- **DATASET EXCERPTS**:
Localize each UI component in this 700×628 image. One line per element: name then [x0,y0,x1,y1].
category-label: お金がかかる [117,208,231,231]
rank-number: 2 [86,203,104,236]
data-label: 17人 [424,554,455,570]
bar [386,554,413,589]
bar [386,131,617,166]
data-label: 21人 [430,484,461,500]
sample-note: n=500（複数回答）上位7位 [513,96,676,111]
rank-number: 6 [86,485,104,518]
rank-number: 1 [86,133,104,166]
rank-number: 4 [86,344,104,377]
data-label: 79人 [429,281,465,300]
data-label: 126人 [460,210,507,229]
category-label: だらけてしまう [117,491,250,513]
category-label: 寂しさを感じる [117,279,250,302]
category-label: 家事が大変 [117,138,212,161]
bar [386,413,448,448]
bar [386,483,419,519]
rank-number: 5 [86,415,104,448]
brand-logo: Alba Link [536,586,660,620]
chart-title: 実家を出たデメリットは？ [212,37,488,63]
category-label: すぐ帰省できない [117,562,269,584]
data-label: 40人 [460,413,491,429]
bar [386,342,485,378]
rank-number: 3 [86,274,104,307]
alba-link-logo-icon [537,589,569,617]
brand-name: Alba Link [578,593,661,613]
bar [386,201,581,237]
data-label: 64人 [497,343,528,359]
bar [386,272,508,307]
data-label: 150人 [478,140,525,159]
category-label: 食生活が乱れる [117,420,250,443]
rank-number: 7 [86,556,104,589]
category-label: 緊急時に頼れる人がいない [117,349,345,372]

- **STATED PROBLEM**:
Render every line of the entries above as a Markdown table with two columns, Row and Entry line. Number the rows in order and skip any blank lines.

- **RESPONSE TO THIS EXERCISE**:
| Row | Entry line |
|---|---|
| 1 | Localize each UI component in this 700×628 image. One line per element: name then [x0,y0,x1,y1]. |
| 2 | category-label: お金がかかる [117,208,231,231] |
| 3 | rank-number: 2 [86,203,104,236] |
| 4 | data-label: 17人 [424,554,455,570] |
| 5 | bar [386,554,413,589] |
| 6 | bar [386,131,617,166] |
| 7 | data-label: 21人 [430,484,461,500] |
| 8 | sample-note: n=500（複数回答）上位7位 [513,96,676,111] |
| 9 | rank-number: 6 [86,485,104,518] |
| 10 | rank-number: 1 [86,133,104,166] |
| 11 | rank-number: 4 [86,344,104,377] |
| 12 | data-label: 79人 [429,281,465,300] |
| 13 | data-label: 126人 [460,210,507,229] |
| 14 | category-label: だらけてしまう [117,491,250,513] |
| 15 | category-label: 寂しさを感じる [117,279,250,302] |
| 16 | category-label: 家事が大変 [117,138,212,161] |
| 17 | bar [386,413,448,448] |
| 18 | bar [386,483,419,519] |
| 19 | rank-number: 5 [86,415,104,448] |
| 20 | brand-logo: Alba Link [536,586,660,620] |
| 21 | chart-title: 実家を出たデメリットは？ [212,37,488,63] |
| 22 | category-label: すぐ帰省できない [117,562,269,584] |
| 23 | data-label: 40人 [460,413,491,429] |
| 24 | bar [386,342,485,378] |
| 25 | rank-number: 3 [86,274,104,307] |
| 26 | alba-link-logo-icon [537,589,569,617] |
| 27 | brand-name: Alba Link [578,593,661,613] |
| 28 | bar [386,201,581,237] |
| 29 | data-label: 64人 [497,343,528,359] |
| 30 | bar [386,272,508,307] |
| 31 | data-label: 150人 [478,140,525,159] |
| 32 | category-label: 食生活が乱れる [117,420,250,443] |
| 33 | rank-number: 7 [86,556,104,589] |
| 34 | category-label: 緊急時に頼れる人がいない [117,349,345,372] |